Exercice proposé 1:
Extrayez du texte sur la fête des fous le passage allant de « Le pater et » jusqu'à « rien de particulier. », sans y changer un mot.

Texte extrait:
---------------

Après les premières vêpres et les complies, le préchantre de Sens conduisait dans les rues la bande joyeuse, précédée d’une énorme lanterne : on allait au grand théâtre dressé devant l’église : on y répétait les farces les plus indécentes. Le chant et la danse étaient terminés par des seaux d’eau que l’on jetait sur le corps du préchantre. L’office de la messe est du même genre que celui de la veille de Noël ; le prêtre disait à l’introït : puer natus est ; cantate evovæ.
Le pater et le credo sont une paraphrase du pater et du credo ordinaires ; tout y est relatif à la divine conception et à la nativité.
Evovæ remplace partout le mot Amen.
Les vêpres sont du même genre, et n’ont rien de particulier.
Le missel est terminé par trois épîtres, pour les fêtes de Saint Etienne, des Innocents et de Saint Jean ; l’une d’elles commence par ces mots : Ut queant laxis resonare fibris, etc., dont J.-J. Rousseau a fait graver la musique à la fin de son Dictionnaire.
La rubrique ad prandium, qui terminait les prières des premières et des secondes vêpres, prouve qu’après cet office on allait se mettre à table ; le répons contenait une invocation à Jésus-Christ et à la Sainte Vierge, pour exciter à la bonne chère et inspirer des propos joyeux. Mais si l’on y invitait à bien manger, on n’oubliait pas de bien boire, ainsi que cela est prouvé par cette rubrique, conductus ad poculum.
Le zèle et la piété de certains prélats, et la sagesse de nos parlements, ont cependant fait cesser ces véritables profanations, mais ce fut avec beaucoup de peine ; car on voit encore en 1511 un préchantre des fous, appelé Bissard, se permettre de faire tondre la barbe à la manière des comédiens, et de jouer quelque personnage dans la fête de la circoncision ; car cela lui fut défendu, parlant à sa personne, et la fête des fous n’eut pas lieu cette année.
A Beauvais, dans la fête de l’âne, l’introït, le kyrie eleison, le gloria in excelsis étaient toujours terminés par le cri, hin, han, qui imite celui de l’âne ; et à la fin de la messe, le prêtre se tournant vers le peuple, au lieu de dire l’ite, missa est, criait trois fois, hin, han, à quoi le peuple répondait de même et trois fois, au lieu du Deo gratias.

---------------

Exercice proposé 2:
Recopiez à l'identique les enregistrements, depuis leur début jusqu'à la ligne contenant « table-cell: 693.89 (726, 977, 823, 1010) » incluse, et uniquement ceux-là.

---------------

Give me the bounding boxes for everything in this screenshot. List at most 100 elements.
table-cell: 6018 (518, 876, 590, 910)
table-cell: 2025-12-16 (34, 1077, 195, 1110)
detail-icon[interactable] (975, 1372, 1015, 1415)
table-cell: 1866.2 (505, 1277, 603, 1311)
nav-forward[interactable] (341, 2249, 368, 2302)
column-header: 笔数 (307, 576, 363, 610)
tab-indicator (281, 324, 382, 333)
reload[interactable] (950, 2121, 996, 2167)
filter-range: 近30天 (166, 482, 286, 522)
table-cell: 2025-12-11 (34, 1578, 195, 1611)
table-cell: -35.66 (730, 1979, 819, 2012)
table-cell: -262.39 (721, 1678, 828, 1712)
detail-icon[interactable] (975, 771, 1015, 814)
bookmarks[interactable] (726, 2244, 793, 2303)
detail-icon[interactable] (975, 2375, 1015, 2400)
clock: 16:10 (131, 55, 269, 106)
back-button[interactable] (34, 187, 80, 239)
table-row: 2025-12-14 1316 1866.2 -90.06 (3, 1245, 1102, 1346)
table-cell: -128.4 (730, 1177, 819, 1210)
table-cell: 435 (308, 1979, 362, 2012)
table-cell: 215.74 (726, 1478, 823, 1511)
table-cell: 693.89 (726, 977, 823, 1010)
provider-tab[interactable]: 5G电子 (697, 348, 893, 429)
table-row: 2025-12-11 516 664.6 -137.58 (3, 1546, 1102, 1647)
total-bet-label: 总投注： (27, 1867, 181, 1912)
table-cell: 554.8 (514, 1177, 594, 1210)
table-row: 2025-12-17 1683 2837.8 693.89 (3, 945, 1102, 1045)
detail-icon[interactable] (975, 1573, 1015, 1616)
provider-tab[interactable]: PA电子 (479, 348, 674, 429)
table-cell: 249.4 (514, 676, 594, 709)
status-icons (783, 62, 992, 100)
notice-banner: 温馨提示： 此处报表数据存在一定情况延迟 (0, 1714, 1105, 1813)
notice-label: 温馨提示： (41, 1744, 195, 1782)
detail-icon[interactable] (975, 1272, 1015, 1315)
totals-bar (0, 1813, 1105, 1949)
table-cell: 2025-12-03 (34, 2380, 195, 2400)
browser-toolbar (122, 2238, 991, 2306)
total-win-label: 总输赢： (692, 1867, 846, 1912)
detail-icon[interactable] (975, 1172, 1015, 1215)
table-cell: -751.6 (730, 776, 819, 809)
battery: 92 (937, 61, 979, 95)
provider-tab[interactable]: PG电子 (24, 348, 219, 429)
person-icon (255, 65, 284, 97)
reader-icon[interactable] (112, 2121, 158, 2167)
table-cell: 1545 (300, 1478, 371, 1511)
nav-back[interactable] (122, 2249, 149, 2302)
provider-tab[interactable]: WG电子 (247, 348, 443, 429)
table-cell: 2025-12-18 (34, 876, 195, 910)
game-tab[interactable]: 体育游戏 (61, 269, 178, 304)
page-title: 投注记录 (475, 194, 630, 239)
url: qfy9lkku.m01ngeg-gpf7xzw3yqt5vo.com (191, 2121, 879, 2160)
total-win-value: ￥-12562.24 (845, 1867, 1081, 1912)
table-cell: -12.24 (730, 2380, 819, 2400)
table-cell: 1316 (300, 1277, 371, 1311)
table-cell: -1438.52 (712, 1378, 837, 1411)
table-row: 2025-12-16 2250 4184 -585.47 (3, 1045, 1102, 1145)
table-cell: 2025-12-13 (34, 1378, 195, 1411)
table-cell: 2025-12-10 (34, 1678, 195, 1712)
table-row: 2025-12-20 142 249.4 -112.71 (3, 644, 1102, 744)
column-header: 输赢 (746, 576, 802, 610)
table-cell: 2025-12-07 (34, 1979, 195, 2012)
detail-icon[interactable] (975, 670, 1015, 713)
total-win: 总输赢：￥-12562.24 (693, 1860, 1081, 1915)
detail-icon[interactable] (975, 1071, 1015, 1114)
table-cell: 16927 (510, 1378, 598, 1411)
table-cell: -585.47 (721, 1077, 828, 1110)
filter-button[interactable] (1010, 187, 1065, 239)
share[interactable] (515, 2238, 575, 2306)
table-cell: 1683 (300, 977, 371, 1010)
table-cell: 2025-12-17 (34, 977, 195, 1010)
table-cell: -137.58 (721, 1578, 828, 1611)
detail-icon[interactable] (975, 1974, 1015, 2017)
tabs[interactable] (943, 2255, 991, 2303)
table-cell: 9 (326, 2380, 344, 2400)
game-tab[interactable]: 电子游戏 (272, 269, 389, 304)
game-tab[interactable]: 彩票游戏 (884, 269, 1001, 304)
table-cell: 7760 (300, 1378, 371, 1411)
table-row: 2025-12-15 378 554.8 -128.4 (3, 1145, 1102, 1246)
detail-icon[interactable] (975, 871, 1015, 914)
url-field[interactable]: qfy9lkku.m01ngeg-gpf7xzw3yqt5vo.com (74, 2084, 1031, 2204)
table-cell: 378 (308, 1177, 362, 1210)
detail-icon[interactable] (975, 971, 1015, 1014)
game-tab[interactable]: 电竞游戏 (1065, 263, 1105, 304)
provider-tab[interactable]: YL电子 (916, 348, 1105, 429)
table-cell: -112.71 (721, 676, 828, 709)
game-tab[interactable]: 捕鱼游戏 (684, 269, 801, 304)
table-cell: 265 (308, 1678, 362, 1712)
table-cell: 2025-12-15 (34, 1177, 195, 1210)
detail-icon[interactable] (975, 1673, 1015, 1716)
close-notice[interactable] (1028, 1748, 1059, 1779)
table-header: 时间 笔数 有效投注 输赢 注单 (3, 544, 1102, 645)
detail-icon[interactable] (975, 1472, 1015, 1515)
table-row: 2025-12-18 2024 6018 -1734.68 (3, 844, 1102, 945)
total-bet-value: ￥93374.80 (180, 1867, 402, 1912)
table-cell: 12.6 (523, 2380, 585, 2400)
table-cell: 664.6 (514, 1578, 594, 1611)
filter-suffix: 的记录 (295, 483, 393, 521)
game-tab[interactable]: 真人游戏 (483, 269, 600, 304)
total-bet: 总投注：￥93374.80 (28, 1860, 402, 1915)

---------------

Réponse correcte 1:
Le pater et le credo sont une paraphrase du pater et du credo ordinaires ; tout y est relatif à la divine conception et à la nativité.
Evovæ remplace partout le mot Amen.
Les vêpres sont du même genre, et n’ont rien de particulier.

Réponse correcte 2:
Give me the bounding boxes for everything in this screenshot. List at most 100 elements.
table-cell: 6018 (518, 876, 590, 910)
table-cell: 2025-12-16 (34, 1077, 195, 1110)
detail-icon[interactable] (975, 1372, 1015, 1415)
table-cell: 1866.2 (505, 1277, 603, 1311)
nav-forward[interactable] (341, 2249, 368, 2302)
column-header: 笔数 (307, 576, 363, 610)
tab-indicator (281, 324, 382, 333)
reload[interactable] (950, 2121, 996, 2167)
filter-range: 近30天 (166, 482, 286, 522)
table-cell: 2025-12-11 (34, 1578, 195, 1611)
table-cell: -35.66 (730, 1979, 819, 2012)
table-cell: -262.39 (721, 1678, 828, 1712)
detail-icon[interactable] (975, 771, 1015, 814)
bookmarks[interactable] (726, 2244, 793, 2303)
detail-icon[interactable] (975, 2375, 1015, 2400)
clock: 16:10 (131, 55, 269, 106)
back-button[interactable] (34, 187, 80, 239)
table-row: 2025-12-14 1316 1866.2 -90.06 (3, 1245, 1102, 1346)
table-cell: -128.4 (730, 1177, 819, 1210)
table-cell: 435 (308, 1979, 362, 2012)
table-cell: 215.74 (726, 1478, 823, 1511)
table-cell: 693.89 (726, 977, 823, 1010)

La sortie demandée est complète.